───── GIVEN DATA ─────

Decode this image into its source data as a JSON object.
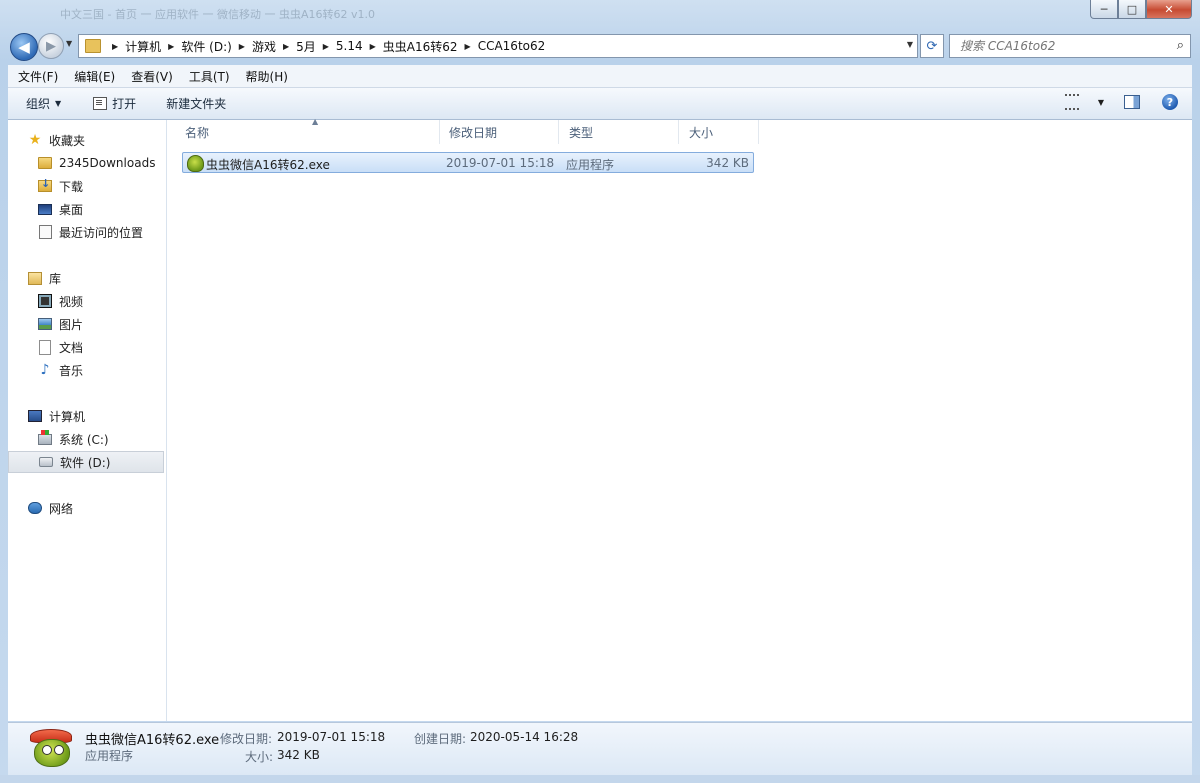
{
  "window": {
    "title_blur": "中文三国 - 首页 一 应用软件 一 微信移动 一 虫虫A16转62 v1.0",
    "controls": {
      "minimize": "─",
      "maximize": "□",
      "close": "✕"
    }
  },
  "nav": {
    "back": "◀",
    "forward": "▶"
  },
  "address": {
    "crumbs": [
      "计算机",
      "软件 (D:)",
      "游戏",
      "5月",
      "5.14",
      "虫虫A16转62",
      "CCA16to62"
    ]
  },
  "search": {
    "placeholder": "搜索 CCA16to62"
  },
  "menu": [
    "文件(F)",
    "编辑(E)",
    "查看(V)",
    "工具(T)",
    "帮助(H)"
  ],
  "toolbar": {
    "organize": "组织",
    "open": "打开",
    "new_folder": "新建文件夹",
    "help": "?"
  },
  "sidebar": {
    "favorites": {
      "label": "收藏夹",
      "items": [
        "2345Downloads",
        "下载",
        "桌面",
        "最近访问的位置"
      ]
    },
    "libraries": {
      "label": "库",
      "items": [
        "视频",
        "图片",
        "文档",
        "音乐"
      ]
    },
    "computer": {
      "label": "计算机",
      "items": [
        "系统 (C:)",
        "软件 (D:)"
      ],
      "selected": "软件 (D:)"
    },
    "network": {
      "label": "网络"
    }
  },
  "columns": {
    "name": "名称",
    "modified": "修改日期",
    "type": "类型",
    "size": "大小"
  },
  "files": [
    {
      "name": "虫虫微信A16转62.exe",
      "modified": "2019-07-01 15:18",
      "type": "应用程序",
      "size": "342 KB"
    }
  ],
  "details": {
    "filename": "虫虫微信A16转62.exe",
    "filetype": "应用程序",
    "modified_label": "修改日期:",
    "modified": "2019-07-01 15:18",
    "created_label": "创建日期:",
    "created": "2020-05-14 16:28",
    "size_label": "大小:",
    "size": "342 KB"
  }
}
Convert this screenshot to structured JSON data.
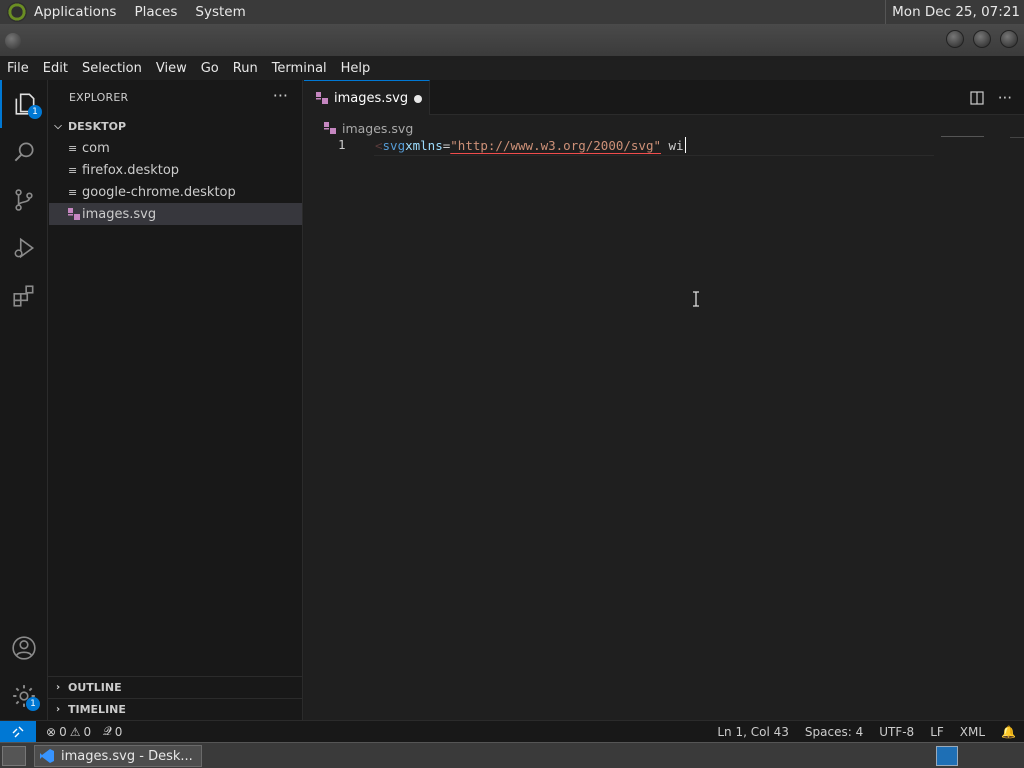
{
  "top_panel": {
    "menus": [
      "Applications",
      "Places",
      "System"
    ],
    "clock": "Mon Dec 25, 07:21"
  },
  "menubar": [
    "File",
    "Edit",
    "Selection",
    "View",
    "Go",
    "Run",
    "Terminal",
    "Help"
  ],
  "activity_bar": {
    "explorer_badge": "1",
    "settings_badge": "1",
    "icons": [
      "files-icon",
      "search-icon",
      "source-control-icon",
      "run-debug-icon",
      "extensions-icon",
      "account-icon",
      "settings-gear-icon"
    ]
  },
  "sidebar": {
    "title": "EXPLORER",
    "more": "···",
    "folder": "DESKTOP",
    "files": [
      {
        "name": "com",
        "icon": "file-lines-icon"
      },
      {
        "name": "firefox.desktop",
        "icon": "file-lines-icon"
      },
      {
        "name": "google-chrome.desktop",
        "icon": "file-lines-icon"
      },
      {
        "name": "images.svg",
        "icon": "svg-file-icon",
        "selected": true
      }
    ],
    "outline": "OUTLINE",
    "timeline": "TIMELINE"
  },
  "editor": {
    "tab_label": "images.svg",
    "breadcrumb": "images.svg",
    "line_number": "1",
    "code": {
      "bracket": "<",
      "tag": "svg",
      "attr": "xmlns",
      "eq": "=",
      "value": "\"http://www.w3.org/2000/svg\"",
      "rest": " wi"
    }
  },
  "statusbar": {
    "errors": "0",
    "warnings": "0",
    "ports": "0",
    "position": "Ln 1, Col 43",
    "spaces": "Spaces: 4",
    "encoding": "UTF-8",
    "eol": "LF",
    "language": "XML"
  },
  "taskbar": {
    "window_label": "images.svg - Desk..."
  },
  "colors": {
    "accent": "#0078d4",
    "editor_bg": "#1f1f1f",
    "sidebar_bg": "#181818"
  }
}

─────

§ TASK
Repeat each entry exactly as given; no pictures belong in the copy.

§ FINAL RESULT
Decode this image into its source data as a JSON object.
{
  "window": {
    "title_blur": "中文三国 - 首页 一 应用软件 一 微信移动 一 虫虫A16转62 v1.0",
    "controls": {
      "minimize": "─",
      "maximize": "□",
      "close": "✕"
    }
  },
  "nav": {
    "back": "◀",
    "forward": "▶"
  },
  "address": {
    "crumbs": [
      "计算机",
      "软件 (D:)",
      "游戏",
      "5月",
      "5.14",
      "虫虫A16转62",
      "CCA16to62"
    ]
  },
  "search": {
    "placeholder": "搜索 CCA16to62"
  },
  "menu": [
    "文件(F)",
    "编辑(E)",
    "查看(V)",
    "工具(T)",
    "帮助(H)"
  ],
  "toolbar": {
    "organize": "组织",
    "open": "打开",
    "new_folder": "新建文件夹",
    "help": "?"
  },
  "sidebar": {
    "favorites": {
      "label": "收藏夹",
      "items": [
        "2345Downloads",
        "下载",
        "桌面",
        "最近访问的位置"
      ]
    },
    "libraries": {
      "label": "库",
      "items": [
        "视频",
        "图片",
        "文档",
        "音乐"
      ]
    },
    "computer": {
      "label": "计算机",
      "items": [
        "系统 (C:)",
        "软件 (D:)"
      ],
      "selected": "软件 (D:)"
    },
    "network": {
      "label": "网络"
    }
  },
  "columns": {
    "name": "名称",
    "modified": "修改日期",
    "type": "类型",
    "size": "大小"
  },
  "files": [
    {
      "name": "虫虫微信A16转62.exe",
      "modified": "2019-07-01 15:18",
      "type": "应用程序",
      "size": "342 KB"
    }
  ],
  "details": {
    "filename": "虫虫微信A16转62.exe",
    "filetype": "应用程序",
    "modified_label": "修改日期:",
    "modified": "2019-07-01 15:18",
    "created_label": "创建日期:",
    "created": "2020-05-14 16:28",
    "size_label": "大小:",
    "size": "342 KB"
  }
}
Convert this screenshot to structured JSON data.
{
  "top_panel": {
    "menus": [
      "Applications",
      "Places",
      "System"
    ],
    "clock": "Mon Dec 25, 07:21"
  },
  "menubar": [
    "File",
    "Edit",
    "Selection",
    "View",
    "Go",
    "Run",
    "Terminal",
    "Help"
  ],
  "activity_bar": {
    "explorer_badge": "1",
    "settings_badge": "1",
    "icons": [
      "files-icon",
      "search-icon",
      "source-control-icon",
      "run-debug-icon",
      "extensions-icon",
      "account-icon",
      "settings-gear-icon"
    ]
  },
  "sidebar": {
    "title": "EXPLORER",
    "more": "···",
    "folder": "DESKTOP",
    "files": [
      {
        "name": "com",
        "icon": "file-lines-icon"
      },
      {
        "name": "firefox.desktop",
        "icon": "file-lines-icon"
      },
      {
        "name": "google-chrome.desktop",
        "icon": "file-lines-icon"
      },
      {
        "name": "images.svg",
        "icon": "svg-file-icon",
        "selected": true
      }
    ],
    "outline": "OUTLINE",
    "timeline": "TIMELINE"
  },
  "editor": {
    "tab_label": "images.svg",
    "breadcrumb": "images.svg",
    "line_number": "1",
    "code": {
      "bracket": "<",
      "tag": "svg",
      "attr": "xmlns",
      "eq": "=",
      "value": "\"http://www.w3.org/2000/svg\"",
      "rest": " wi"
    }
  },
  "statusbar": {
    "errors": "0",
    "warnings": "0",
    "ports": "0",
    "position": "Ln 1, Col 43",
    "spaces": "Spaces: 4",
    "encoding": "UTF-8",
    "eol": "LF",
    "language": "XML"
  },
  "taskbar": {
    "window_label": "images.svg - Desk..."
  },
  "colors": {
    "accent": "#0078d4",
    "editor_bg": "#1f1f1f",
    "sidebar_bg": "#181818"
  }
}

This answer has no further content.